▶ _Description of the task_
Only lines with the string "счетной" matter here; gather them from the material below.

··· Entries supplied

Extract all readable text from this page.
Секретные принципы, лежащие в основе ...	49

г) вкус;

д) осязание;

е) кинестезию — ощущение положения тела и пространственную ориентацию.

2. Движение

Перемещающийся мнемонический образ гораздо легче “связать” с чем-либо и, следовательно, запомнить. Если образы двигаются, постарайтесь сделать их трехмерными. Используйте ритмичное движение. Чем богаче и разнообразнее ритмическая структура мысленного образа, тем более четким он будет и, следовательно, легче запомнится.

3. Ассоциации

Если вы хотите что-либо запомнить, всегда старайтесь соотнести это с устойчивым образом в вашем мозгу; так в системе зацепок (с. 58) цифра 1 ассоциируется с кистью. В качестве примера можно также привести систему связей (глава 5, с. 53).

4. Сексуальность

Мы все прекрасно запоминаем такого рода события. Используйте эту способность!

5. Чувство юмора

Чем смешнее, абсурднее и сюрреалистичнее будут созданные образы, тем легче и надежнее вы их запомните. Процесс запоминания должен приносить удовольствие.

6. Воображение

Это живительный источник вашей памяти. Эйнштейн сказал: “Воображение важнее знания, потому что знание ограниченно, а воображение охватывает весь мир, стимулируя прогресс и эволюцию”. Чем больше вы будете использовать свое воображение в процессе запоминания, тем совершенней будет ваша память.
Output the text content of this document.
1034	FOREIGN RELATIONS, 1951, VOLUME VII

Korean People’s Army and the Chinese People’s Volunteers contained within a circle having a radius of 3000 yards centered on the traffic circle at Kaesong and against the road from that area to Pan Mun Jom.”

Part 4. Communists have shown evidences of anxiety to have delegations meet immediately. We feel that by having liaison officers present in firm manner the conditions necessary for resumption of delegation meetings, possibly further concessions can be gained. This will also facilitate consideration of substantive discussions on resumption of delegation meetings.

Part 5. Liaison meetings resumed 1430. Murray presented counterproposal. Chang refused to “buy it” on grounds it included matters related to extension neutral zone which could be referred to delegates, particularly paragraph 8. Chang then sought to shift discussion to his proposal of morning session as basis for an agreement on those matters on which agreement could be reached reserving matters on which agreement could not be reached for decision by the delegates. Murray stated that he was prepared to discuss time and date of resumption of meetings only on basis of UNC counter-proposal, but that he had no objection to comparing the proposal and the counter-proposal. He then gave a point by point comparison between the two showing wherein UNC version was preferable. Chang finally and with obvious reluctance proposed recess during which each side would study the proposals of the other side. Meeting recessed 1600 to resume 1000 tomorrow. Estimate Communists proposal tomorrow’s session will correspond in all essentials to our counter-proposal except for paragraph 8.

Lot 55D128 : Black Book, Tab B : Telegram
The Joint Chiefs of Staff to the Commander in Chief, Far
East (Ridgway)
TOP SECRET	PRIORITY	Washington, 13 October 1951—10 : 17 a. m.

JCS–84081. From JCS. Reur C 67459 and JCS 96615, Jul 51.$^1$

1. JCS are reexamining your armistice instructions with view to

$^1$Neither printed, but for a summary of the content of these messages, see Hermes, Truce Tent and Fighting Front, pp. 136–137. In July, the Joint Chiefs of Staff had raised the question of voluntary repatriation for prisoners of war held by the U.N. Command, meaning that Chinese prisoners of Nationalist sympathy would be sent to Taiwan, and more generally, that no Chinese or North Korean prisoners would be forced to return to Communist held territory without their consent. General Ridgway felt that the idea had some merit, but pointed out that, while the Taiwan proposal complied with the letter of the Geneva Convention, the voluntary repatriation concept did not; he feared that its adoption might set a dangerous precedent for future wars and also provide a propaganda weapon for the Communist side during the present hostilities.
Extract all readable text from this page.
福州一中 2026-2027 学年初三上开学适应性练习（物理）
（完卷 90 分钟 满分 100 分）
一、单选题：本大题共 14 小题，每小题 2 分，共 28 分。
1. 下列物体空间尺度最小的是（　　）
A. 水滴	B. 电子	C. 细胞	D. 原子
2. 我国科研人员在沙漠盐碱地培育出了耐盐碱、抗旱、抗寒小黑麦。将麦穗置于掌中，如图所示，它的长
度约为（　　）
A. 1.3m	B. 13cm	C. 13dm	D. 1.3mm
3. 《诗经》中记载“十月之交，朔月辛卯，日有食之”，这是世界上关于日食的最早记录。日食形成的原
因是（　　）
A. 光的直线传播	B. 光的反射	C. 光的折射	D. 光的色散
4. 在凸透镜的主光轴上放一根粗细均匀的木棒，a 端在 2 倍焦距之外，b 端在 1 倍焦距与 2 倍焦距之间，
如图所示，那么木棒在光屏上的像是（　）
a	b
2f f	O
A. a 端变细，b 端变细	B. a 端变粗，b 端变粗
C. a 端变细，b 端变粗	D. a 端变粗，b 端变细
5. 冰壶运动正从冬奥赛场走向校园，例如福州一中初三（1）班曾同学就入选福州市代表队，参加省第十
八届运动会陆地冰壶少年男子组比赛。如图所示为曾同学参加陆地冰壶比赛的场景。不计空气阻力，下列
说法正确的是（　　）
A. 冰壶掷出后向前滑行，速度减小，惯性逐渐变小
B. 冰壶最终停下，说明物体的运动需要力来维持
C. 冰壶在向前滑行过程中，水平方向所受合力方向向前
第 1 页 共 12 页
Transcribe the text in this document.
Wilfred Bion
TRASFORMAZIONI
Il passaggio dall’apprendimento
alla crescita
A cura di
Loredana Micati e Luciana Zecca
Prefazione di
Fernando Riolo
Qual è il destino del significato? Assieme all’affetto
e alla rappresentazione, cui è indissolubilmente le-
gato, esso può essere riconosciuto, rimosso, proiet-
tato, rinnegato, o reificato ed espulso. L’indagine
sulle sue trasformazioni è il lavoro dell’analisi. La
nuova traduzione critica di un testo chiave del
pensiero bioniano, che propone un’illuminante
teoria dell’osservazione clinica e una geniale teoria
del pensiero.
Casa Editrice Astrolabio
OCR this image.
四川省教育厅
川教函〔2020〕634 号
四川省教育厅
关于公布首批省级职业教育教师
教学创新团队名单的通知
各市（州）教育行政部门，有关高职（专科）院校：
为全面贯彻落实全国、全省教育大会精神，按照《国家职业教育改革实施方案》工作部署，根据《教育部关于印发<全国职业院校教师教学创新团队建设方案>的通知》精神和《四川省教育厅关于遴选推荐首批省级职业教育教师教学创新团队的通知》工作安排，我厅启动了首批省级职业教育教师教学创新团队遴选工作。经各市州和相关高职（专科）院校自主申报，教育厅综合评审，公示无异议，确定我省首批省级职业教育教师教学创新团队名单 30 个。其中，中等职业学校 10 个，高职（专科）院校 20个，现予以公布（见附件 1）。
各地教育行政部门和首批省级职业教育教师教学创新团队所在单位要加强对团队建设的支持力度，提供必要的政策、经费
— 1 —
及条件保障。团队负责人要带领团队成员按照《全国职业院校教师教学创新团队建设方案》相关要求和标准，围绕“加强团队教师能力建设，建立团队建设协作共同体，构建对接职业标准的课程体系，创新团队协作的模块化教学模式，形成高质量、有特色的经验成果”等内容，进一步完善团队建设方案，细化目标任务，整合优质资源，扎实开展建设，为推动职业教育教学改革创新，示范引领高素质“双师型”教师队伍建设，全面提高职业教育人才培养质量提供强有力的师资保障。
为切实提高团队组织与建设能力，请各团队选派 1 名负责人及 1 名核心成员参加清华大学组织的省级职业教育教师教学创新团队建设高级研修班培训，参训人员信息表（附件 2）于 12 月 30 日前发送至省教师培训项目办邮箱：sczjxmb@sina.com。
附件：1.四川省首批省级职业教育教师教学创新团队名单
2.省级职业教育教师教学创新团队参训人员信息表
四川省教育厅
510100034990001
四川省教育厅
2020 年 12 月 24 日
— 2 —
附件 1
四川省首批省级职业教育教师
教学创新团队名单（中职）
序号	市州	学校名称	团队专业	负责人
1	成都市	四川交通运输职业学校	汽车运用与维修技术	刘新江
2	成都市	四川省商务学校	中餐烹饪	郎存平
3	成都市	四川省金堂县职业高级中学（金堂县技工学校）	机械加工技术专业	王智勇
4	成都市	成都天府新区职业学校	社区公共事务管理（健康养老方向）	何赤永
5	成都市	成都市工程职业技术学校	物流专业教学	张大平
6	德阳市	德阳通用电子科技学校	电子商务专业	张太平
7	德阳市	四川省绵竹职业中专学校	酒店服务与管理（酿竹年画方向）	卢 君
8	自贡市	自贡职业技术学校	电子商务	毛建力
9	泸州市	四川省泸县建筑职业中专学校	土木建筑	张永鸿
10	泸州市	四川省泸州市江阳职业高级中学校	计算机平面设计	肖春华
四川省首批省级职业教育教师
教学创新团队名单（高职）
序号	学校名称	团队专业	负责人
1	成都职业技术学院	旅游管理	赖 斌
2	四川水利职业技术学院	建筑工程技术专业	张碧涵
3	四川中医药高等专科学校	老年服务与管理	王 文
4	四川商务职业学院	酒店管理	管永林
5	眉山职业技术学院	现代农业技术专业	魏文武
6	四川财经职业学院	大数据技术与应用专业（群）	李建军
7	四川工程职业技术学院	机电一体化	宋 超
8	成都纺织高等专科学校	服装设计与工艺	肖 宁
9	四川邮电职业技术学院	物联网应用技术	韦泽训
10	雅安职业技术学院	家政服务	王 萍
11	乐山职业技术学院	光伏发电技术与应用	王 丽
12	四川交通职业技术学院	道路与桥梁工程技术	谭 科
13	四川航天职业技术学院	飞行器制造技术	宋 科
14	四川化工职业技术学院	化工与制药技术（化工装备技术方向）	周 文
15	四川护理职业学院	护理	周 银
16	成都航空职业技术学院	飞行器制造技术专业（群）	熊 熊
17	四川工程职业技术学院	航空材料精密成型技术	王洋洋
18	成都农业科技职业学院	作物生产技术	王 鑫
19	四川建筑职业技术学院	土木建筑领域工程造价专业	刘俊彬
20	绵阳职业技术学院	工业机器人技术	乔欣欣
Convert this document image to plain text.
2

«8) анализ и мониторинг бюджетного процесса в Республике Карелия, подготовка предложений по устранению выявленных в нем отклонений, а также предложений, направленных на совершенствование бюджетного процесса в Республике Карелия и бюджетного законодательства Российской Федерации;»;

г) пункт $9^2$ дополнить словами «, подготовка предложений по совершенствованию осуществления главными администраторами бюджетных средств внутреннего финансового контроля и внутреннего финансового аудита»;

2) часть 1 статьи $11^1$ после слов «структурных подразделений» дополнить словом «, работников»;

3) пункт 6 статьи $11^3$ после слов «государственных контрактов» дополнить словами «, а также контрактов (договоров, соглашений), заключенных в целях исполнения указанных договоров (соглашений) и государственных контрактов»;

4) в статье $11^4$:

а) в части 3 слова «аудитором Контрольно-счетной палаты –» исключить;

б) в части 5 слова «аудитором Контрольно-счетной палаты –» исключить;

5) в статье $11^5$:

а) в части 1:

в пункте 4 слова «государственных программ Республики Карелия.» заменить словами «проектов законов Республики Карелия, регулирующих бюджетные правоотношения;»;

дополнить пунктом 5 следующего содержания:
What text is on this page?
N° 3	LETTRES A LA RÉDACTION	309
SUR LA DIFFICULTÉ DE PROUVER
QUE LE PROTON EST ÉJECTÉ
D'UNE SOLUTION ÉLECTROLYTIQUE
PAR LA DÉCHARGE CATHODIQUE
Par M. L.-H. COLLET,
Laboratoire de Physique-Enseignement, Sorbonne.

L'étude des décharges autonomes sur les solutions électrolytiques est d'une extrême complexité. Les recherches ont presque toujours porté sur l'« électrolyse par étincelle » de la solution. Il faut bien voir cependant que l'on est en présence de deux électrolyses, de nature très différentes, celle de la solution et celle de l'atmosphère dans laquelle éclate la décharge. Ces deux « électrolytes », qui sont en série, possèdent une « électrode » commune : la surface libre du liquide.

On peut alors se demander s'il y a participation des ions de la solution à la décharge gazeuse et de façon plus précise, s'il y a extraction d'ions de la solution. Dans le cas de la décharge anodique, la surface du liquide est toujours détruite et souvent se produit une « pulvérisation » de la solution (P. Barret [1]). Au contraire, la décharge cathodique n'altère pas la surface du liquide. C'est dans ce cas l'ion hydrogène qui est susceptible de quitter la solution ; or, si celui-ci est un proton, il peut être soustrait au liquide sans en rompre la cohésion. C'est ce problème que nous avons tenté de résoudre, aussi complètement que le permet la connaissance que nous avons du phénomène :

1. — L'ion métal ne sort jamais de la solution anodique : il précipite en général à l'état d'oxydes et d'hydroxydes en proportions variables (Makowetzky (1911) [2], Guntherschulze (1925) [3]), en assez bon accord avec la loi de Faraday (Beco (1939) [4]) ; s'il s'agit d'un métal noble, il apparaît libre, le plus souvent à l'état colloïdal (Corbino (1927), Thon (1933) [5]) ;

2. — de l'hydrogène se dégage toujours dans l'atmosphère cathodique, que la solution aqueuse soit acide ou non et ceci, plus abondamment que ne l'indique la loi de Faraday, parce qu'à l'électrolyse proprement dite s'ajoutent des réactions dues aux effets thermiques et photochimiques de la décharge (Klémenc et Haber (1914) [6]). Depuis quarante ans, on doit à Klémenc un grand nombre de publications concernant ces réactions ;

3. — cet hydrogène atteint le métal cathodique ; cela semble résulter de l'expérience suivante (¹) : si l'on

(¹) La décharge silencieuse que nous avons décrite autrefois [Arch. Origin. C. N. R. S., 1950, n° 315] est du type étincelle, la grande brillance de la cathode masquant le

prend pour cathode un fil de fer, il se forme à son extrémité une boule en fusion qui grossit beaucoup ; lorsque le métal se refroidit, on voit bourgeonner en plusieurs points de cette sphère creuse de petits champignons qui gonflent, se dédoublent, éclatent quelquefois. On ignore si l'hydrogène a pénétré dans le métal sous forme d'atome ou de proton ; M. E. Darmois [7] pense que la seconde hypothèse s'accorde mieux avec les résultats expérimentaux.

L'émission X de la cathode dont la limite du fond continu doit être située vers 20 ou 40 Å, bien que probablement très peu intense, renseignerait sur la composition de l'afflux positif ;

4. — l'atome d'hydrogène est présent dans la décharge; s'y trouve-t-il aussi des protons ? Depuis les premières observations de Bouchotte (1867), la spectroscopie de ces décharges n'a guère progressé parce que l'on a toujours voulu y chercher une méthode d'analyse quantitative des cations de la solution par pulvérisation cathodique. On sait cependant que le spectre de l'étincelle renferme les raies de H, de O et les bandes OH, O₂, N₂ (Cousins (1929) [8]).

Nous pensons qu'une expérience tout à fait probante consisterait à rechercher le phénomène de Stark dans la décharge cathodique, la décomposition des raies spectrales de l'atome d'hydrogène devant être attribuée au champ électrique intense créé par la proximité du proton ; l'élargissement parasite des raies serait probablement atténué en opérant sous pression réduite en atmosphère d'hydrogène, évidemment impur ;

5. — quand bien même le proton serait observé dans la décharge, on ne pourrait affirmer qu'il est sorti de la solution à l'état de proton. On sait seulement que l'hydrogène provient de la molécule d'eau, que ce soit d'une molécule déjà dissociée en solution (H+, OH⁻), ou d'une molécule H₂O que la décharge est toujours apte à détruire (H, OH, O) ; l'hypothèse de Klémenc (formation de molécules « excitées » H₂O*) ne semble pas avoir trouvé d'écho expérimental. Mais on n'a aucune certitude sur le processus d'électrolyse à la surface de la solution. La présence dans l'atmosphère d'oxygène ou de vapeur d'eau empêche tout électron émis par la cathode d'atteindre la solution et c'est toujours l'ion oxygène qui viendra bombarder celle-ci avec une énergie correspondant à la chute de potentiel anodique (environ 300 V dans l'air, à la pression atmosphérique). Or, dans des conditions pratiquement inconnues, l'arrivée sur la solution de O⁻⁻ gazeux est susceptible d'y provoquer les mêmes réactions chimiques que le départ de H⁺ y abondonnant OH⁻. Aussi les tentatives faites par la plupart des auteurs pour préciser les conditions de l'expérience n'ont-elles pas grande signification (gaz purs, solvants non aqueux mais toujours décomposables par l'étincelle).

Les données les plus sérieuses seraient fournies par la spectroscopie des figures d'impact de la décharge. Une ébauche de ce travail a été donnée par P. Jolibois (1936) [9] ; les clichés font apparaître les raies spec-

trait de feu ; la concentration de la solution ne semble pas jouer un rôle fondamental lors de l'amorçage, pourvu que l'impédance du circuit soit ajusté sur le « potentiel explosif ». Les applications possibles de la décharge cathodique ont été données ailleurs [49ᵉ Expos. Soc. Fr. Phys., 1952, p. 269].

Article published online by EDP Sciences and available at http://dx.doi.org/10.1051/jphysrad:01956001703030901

······

▶ _Result for this task_
а) в части 3 слова «аудитором Контрольно-счетной палаты –» исключить;
б) в части 5 слова «аудитором Контрольно-счетной палаты –» исключить;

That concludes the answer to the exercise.